# TEXTE FOURNI
====

Wu xia pian délirant, Moon Warriors ne s’interdit aucun dérapage bis, mais bénéficie surtout d’une esthétique très travaillée qui rehausse largement un spectacle sans doute un peu trop superficiel pour totalement convaincre.
Synopsis : Dans le royaume de Lan Ning, Fei, un simple pêcheur, recueille le roi de Langling, en fuite après avoir été chassé du trône par son propre frère. Fei est alors envoyé à la recherche de la fiancée du roi, qui a rallié le camp adverse en secret et tombe amoureux d’elle sur le chemin du retour.
Le revival du wu xia pian dans les années 90
Critique : Alors que le genre du wu xia pian a été ringardisé dans la deuxième moitié des années 70 et au début des années 80, le réalisateur et producteur Tsui Hark a beaucoup œuvré pour redonner ses lettres de noblesse à ce genre populaire tombé en désuétude. Grâce aux très beaux résultats au box-office local de Swordsman (Raymond Lee, Ching Siu-tung, Tsui Hark et King Hu, 1990) et de Il était une fois en Chine (Tsui Hark, 1991), le sous-genre renaît rapidement de ses cendres et les câbles sont à nouveau prisés par les artistes martiaux afin de créer des évolutions aériennes virevoltantes.
Au cœur de ce revival, la jeune maison de production Teamwork Motion Pictures, créée en 1991 par le chanteur et acteur Andy Lau, se lance dans la mêlée avec Moon Warriors (1992) qui bénéficie d’un budget cossu afin de redorer le blason du genre et d’attirer le grand public en masse. Pour mettre en boite cette épopée qui voit l’affrontement de deux frères pour la possession du trône, les producteurs font appel au chorégraphe, acteur et réalisateur Sammo Hung, pourtant plutôt étranger au genre du wu xia pian, lui qui a surtout œuvré dans la Kung-fu comedy.

====

# TÂCHES À RÉALISER
1: D'après la critique de Moon Warriors, qui a fondé la maison de production Teamwork Motion Pictures, et en quelle année ?
2: Recopiez le passage de la critique de Moon Warriors qui commence par les mots « Au cœur de ce » et s'achève sur « la Kung-fu comedy. ».
3: Traduisez en anglais cette phrase de la critique de Moon Warriors : « Wu xia pian délirant, Moon Warriors ne s’interdit aucun dérapage bis, mais bénéficie surtout d’une esthétique très travaillée qui rehausse largement un spectacle sans doute un peu trop superficiel pour totalement convaincre. »
La liste n'a aucun rôle dans ce travail.

# EXTRAITS DE LA LISTE

====

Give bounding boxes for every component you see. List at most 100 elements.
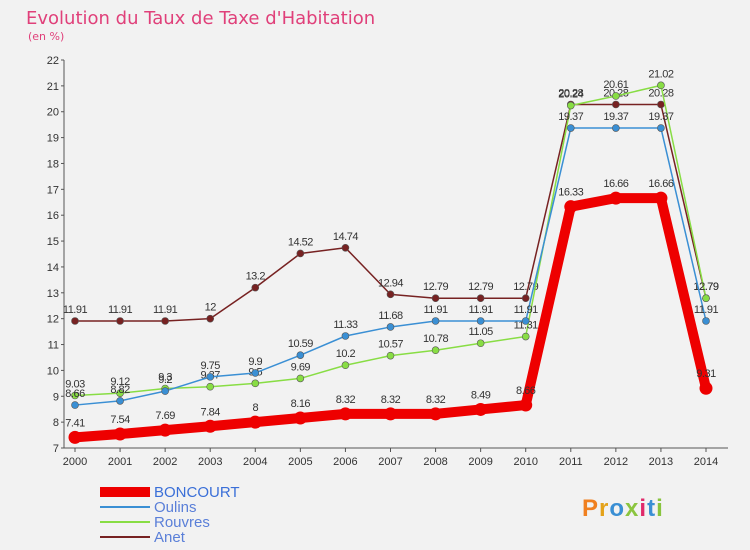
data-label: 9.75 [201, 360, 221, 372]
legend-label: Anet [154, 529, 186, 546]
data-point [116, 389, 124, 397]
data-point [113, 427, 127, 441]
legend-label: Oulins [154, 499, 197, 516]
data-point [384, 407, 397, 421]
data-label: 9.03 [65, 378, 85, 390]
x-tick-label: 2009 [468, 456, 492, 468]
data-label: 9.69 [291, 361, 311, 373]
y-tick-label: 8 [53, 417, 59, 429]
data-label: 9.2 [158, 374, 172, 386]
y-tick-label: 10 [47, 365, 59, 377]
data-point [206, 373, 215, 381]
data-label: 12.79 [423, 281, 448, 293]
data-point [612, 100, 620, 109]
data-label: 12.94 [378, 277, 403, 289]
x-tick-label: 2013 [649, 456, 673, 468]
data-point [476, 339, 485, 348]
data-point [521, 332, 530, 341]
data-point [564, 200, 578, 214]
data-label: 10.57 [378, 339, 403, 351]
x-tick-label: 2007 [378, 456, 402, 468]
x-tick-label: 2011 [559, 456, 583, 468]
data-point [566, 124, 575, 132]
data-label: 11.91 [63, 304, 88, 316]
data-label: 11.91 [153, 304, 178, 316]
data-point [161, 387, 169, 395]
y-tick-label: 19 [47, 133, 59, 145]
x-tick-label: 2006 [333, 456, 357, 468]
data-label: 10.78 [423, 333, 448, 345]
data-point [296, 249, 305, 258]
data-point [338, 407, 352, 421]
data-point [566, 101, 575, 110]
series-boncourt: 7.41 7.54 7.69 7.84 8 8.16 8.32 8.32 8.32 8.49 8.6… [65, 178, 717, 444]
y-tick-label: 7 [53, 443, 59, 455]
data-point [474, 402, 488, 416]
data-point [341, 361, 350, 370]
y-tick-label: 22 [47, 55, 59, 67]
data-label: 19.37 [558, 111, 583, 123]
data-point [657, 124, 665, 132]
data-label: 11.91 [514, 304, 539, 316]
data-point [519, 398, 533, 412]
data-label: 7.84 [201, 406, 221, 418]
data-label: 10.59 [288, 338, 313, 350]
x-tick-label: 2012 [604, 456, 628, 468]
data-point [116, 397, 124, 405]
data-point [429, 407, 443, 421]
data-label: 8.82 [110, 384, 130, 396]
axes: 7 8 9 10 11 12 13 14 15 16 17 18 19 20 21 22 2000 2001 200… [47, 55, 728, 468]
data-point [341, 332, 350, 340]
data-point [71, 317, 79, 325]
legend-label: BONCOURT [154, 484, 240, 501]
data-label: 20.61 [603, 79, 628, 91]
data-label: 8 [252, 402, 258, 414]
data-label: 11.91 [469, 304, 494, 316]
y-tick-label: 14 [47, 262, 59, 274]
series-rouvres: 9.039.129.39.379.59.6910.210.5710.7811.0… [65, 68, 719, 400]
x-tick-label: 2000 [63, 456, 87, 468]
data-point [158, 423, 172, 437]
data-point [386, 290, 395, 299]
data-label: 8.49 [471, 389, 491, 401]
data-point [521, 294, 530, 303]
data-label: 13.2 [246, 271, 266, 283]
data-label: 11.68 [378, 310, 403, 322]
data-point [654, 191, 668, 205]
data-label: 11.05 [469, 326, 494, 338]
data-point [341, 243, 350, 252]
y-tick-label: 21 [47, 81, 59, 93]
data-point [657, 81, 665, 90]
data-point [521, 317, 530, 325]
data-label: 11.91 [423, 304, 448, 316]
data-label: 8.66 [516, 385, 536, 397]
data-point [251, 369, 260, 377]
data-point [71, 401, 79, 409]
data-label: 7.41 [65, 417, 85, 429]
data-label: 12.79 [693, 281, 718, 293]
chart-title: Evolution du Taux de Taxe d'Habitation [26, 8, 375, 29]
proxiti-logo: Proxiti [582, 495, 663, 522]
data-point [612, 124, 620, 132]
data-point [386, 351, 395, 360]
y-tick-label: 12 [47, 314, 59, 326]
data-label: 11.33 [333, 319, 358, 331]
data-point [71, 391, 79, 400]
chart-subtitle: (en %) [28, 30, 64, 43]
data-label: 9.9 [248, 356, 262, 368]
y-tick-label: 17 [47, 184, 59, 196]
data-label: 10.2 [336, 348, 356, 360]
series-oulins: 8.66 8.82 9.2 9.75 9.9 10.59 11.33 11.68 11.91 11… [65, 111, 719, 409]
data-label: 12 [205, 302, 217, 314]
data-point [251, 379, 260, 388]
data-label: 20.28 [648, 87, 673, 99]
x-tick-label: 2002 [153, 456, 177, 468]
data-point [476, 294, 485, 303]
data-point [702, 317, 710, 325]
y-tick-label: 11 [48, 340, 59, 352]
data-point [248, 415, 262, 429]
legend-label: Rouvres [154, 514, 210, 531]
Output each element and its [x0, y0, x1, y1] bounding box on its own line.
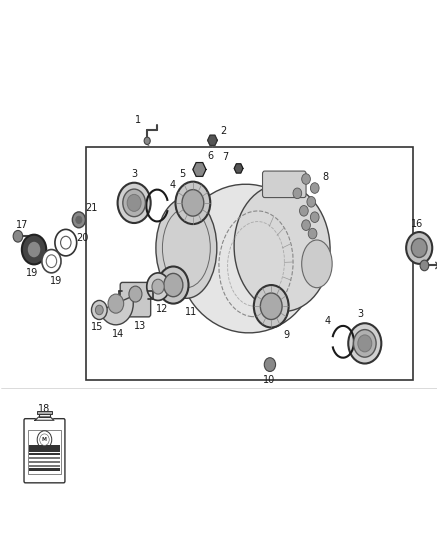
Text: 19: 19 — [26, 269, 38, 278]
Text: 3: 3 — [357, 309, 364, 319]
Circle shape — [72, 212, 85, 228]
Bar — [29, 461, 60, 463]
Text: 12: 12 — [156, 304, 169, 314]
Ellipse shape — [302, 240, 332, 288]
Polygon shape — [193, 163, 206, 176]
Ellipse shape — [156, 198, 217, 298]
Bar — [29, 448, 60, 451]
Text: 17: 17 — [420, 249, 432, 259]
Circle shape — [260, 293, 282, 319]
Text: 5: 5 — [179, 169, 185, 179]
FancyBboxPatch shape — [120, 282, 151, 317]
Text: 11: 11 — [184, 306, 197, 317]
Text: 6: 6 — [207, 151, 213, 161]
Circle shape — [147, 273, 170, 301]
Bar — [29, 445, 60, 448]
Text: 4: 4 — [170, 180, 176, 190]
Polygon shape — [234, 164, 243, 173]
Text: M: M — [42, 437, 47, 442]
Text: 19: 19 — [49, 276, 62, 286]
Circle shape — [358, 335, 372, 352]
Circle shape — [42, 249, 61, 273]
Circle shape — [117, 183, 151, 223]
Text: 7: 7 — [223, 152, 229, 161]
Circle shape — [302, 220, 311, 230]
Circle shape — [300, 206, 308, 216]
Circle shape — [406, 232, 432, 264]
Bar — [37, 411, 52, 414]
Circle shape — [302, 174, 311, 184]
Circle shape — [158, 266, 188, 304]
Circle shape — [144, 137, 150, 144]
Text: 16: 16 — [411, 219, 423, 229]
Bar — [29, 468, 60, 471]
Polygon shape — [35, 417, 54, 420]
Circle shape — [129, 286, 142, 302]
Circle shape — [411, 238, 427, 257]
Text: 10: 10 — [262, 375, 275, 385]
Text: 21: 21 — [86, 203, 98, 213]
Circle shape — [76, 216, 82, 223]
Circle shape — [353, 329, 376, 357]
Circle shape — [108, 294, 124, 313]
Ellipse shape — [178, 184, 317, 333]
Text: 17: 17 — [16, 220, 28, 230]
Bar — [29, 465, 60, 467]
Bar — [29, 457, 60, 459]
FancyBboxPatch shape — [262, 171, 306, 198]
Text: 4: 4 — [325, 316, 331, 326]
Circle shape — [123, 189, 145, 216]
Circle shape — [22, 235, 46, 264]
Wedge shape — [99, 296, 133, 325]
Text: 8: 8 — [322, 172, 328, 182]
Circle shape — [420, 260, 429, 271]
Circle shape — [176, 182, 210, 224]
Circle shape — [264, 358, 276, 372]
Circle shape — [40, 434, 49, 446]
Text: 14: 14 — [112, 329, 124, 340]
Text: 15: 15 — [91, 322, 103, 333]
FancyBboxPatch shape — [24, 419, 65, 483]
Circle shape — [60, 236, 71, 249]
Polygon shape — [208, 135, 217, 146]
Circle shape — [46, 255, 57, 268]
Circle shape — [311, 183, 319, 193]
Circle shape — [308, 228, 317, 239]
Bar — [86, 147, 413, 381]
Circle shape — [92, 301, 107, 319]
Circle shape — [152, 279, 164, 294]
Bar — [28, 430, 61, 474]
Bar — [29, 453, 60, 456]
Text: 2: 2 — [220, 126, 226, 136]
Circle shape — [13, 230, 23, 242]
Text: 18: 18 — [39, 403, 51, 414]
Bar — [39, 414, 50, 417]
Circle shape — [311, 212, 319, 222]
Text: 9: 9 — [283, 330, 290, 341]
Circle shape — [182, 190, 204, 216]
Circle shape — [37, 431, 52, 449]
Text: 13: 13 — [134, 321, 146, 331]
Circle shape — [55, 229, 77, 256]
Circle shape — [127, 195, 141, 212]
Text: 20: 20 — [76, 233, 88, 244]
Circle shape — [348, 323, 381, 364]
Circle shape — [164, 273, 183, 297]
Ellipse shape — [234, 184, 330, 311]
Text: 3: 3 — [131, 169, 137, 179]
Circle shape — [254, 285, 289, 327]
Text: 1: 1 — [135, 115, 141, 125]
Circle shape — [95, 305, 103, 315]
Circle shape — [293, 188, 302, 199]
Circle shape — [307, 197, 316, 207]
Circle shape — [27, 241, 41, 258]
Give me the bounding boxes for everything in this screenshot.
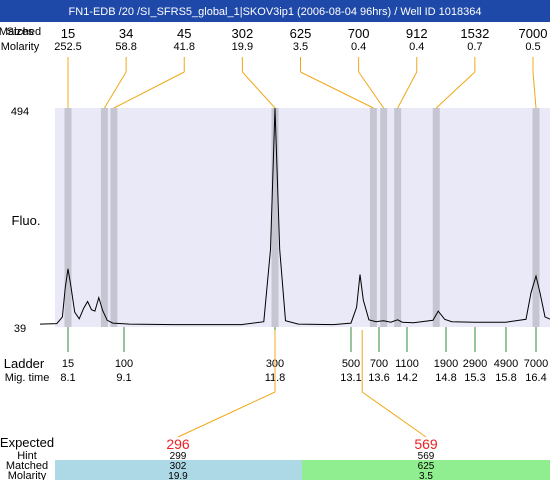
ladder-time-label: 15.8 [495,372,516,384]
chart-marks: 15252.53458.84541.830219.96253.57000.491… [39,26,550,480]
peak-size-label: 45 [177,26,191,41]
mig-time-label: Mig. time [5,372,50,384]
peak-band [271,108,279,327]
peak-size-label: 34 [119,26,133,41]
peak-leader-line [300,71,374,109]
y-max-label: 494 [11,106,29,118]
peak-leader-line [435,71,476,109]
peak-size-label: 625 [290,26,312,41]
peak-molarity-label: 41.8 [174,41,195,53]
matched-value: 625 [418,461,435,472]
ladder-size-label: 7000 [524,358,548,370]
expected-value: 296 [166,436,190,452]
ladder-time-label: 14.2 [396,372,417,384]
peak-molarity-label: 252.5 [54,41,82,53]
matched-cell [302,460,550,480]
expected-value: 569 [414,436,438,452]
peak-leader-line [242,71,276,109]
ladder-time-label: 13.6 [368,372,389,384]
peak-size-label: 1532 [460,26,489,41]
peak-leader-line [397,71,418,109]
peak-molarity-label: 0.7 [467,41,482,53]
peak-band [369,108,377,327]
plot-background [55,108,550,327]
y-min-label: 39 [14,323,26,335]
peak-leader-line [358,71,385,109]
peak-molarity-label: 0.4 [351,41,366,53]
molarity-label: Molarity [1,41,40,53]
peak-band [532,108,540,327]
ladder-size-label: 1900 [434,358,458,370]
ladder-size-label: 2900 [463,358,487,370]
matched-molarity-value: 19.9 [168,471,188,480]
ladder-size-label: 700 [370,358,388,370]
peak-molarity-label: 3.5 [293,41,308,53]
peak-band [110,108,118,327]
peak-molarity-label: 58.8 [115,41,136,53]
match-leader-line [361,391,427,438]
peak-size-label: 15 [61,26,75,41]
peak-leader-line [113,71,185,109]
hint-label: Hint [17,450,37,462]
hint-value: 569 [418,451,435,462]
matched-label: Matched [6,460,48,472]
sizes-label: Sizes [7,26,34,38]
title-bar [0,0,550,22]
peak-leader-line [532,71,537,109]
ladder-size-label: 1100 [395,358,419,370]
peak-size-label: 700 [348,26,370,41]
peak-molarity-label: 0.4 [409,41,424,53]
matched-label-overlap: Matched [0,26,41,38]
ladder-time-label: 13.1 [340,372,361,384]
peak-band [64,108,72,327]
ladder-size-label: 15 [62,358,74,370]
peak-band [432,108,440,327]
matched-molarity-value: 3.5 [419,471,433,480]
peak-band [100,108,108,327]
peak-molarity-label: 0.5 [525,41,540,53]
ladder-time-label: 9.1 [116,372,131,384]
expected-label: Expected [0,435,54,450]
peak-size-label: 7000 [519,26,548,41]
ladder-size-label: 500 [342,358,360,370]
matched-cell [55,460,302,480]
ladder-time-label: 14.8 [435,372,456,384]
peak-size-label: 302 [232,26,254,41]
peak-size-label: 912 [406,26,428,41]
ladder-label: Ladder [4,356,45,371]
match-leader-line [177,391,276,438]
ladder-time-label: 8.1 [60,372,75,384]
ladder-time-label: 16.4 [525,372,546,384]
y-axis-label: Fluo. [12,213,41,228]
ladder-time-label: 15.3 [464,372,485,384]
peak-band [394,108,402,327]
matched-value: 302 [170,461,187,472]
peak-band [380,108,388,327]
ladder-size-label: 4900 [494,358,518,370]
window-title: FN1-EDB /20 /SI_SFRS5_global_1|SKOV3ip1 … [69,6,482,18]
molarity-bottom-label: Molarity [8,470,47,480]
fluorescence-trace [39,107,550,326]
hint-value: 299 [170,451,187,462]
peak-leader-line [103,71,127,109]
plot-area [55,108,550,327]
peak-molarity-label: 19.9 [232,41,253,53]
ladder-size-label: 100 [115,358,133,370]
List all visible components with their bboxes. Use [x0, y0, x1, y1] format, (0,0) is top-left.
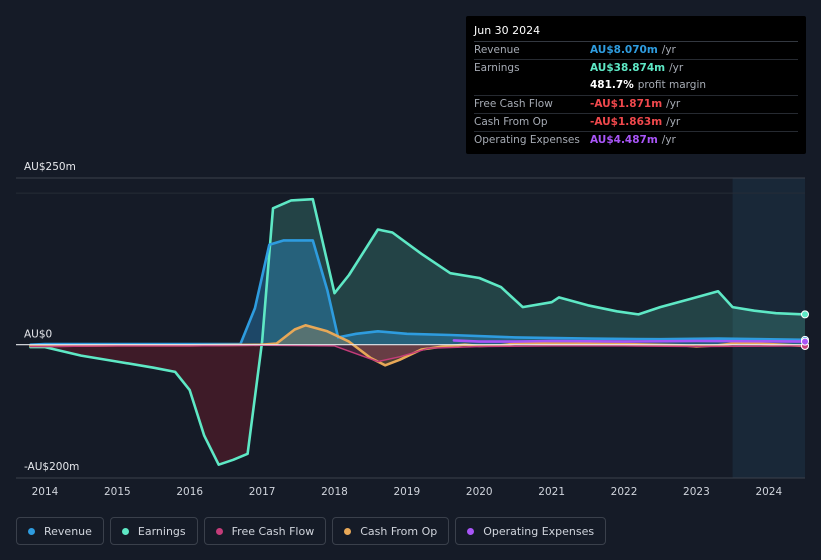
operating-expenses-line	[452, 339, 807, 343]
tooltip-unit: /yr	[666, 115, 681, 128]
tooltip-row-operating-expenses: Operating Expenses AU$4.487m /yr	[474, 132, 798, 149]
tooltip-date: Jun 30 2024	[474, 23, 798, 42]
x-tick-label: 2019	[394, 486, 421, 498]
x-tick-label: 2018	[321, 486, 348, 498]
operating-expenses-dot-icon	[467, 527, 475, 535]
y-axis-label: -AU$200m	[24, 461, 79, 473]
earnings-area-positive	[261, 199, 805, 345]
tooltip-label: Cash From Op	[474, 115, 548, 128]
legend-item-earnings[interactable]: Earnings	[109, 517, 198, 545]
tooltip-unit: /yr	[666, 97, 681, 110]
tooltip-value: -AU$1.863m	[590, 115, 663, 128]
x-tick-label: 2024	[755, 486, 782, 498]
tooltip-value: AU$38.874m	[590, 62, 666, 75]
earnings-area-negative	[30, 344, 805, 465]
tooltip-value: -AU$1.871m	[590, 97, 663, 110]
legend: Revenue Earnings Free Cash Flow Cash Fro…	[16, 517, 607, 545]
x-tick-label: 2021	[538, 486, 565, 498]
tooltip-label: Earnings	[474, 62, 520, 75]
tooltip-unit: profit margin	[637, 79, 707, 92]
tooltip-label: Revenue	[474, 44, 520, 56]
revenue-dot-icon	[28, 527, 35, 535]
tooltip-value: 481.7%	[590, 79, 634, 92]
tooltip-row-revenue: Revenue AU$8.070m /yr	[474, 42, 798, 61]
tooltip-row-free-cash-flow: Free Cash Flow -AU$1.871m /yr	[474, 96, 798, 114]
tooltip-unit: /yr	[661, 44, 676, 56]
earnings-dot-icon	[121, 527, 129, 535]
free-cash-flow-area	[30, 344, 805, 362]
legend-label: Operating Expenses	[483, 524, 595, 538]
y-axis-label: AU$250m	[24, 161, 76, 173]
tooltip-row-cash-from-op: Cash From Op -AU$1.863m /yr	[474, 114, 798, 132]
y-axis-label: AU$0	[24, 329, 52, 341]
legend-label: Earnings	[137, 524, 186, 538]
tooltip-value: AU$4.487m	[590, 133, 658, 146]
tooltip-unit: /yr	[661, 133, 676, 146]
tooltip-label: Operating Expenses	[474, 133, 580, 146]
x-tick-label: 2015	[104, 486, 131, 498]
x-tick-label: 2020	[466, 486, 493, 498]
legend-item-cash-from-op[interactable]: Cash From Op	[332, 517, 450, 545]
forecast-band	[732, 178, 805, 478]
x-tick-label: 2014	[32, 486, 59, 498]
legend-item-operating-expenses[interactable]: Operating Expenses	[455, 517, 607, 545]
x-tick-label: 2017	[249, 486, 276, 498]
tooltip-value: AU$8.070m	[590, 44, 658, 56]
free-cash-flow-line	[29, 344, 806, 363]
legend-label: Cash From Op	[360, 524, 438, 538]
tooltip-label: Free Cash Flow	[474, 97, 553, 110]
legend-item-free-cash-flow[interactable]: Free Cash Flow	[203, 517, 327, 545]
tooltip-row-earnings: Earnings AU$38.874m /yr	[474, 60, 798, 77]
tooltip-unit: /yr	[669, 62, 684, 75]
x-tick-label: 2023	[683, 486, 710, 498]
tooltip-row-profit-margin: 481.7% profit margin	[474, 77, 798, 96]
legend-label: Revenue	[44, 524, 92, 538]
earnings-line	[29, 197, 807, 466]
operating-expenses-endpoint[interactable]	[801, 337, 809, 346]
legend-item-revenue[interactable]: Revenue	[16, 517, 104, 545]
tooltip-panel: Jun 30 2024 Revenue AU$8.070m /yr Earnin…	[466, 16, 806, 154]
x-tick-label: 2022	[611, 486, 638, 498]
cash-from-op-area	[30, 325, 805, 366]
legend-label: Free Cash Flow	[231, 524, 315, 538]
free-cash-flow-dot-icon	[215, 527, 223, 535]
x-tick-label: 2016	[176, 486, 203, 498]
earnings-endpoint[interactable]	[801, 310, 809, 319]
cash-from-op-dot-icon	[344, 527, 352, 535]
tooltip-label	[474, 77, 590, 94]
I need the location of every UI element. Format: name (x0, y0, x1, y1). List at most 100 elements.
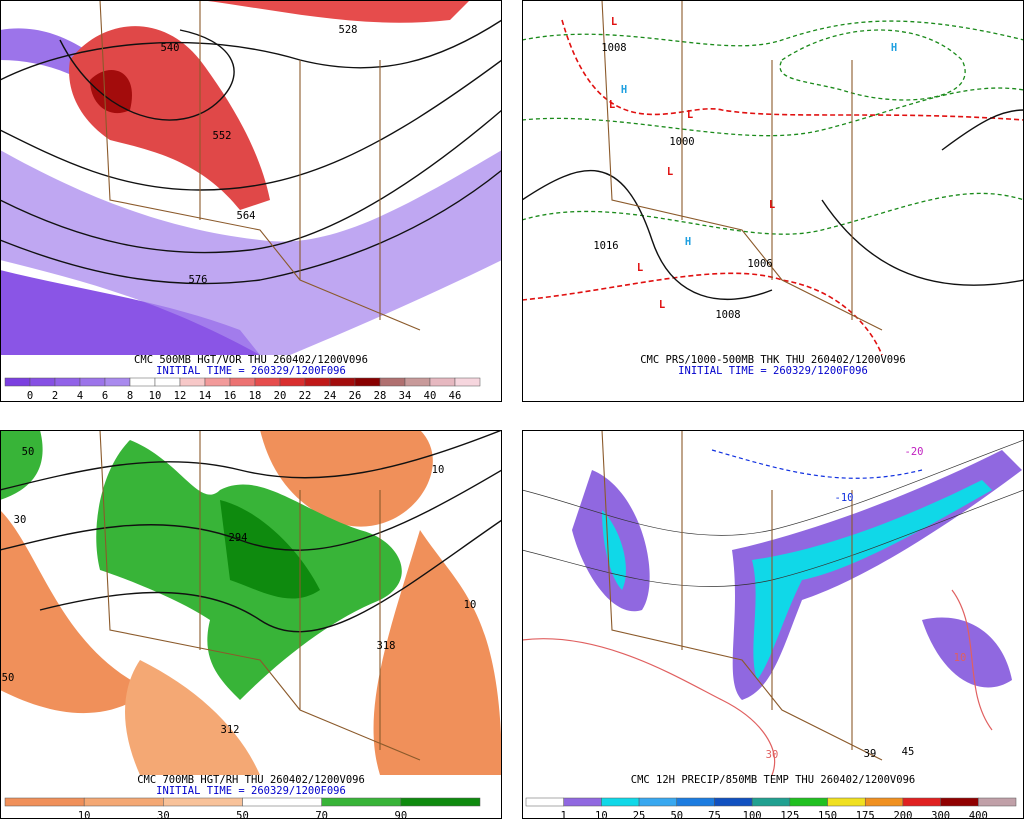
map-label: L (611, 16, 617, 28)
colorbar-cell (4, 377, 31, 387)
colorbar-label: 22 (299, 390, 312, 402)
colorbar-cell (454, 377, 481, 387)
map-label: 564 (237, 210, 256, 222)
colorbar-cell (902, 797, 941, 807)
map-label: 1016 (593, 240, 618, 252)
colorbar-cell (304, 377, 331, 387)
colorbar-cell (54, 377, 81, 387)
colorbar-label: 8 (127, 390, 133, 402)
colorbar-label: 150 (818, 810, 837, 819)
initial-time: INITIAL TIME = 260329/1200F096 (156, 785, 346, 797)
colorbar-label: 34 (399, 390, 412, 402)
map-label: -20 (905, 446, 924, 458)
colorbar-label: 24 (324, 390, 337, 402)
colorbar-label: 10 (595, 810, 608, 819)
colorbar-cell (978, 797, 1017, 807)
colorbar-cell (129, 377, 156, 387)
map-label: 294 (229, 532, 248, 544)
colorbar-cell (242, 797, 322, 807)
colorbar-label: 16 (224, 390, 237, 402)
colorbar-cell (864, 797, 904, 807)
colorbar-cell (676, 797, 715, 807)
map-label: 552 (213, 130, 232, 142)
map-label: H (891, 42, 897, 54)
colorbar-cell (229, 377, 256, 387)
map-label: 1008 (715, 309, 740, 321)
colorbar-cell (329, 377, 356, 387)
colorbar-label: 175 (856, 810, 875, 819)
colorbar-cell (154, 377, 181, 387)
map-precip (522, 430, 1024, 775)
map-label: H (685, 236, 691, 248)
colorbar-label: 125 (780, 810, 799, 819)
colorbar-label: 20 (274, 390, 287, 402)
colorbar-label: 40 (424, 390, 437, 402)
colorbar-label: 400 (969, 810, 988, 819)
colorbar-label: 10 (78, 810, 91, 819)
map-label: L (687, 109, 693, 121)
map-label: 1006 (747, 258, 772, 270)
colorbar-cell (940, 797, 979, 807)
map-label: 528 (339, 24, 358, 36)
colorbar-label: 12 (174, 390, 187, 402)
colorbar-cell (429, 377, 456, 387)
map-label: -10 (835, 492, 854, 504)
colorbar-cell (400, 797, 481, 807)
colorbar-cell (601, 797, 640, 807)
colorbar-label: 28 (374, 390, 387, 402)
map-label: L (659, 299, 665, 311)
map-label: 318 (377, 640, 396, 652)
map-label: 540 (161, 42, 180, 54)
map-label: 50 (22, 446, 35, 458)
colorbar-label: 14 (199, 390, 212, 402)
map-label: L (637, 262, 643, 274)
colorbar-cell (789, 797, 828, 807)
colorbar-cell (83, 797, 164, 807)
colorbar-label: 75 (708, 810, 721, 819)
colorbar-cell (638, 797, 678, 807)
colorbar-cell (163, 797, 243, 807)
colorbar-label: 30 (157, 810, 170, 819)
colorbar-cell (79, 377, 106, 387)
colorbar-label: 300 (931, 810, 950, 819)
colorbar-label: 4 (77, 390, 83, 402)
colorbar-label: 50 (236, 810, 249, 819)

====

# RÉSULTATS DES TÂCHES
1: Le chanteur et acteur Andy Lau, en 1991.

2:
Au cœur de ce revival, la jeune maison de production Teamwork Motion Pictures, créée en 1991 par le chanteur et acteur Andy Lau, se lance dans la mêlée avec Moon Warriors (1992) qui bénéficie d’un budget cossu afin de redorer le blason du genre et d’attirer le grand public en masse. Pour mettre en boite cette épopée qui voit l’affrontement de deux frères pour la possession du trône, les producteurs font appel au chorégraphe, acteur et réalisateur Sammo Hung, pourtant plutôt étranger au genre du wu xia pian, lui qui a surtout œuvré dans la Kung-fu comedy.

3: A wild wu xia pian, Moon Warriors allows itself every B-movie excess, but above all benefits from a highly polished aesthetic that greatly elevates a spectacle that is probably a little too superficial to be fully convincing.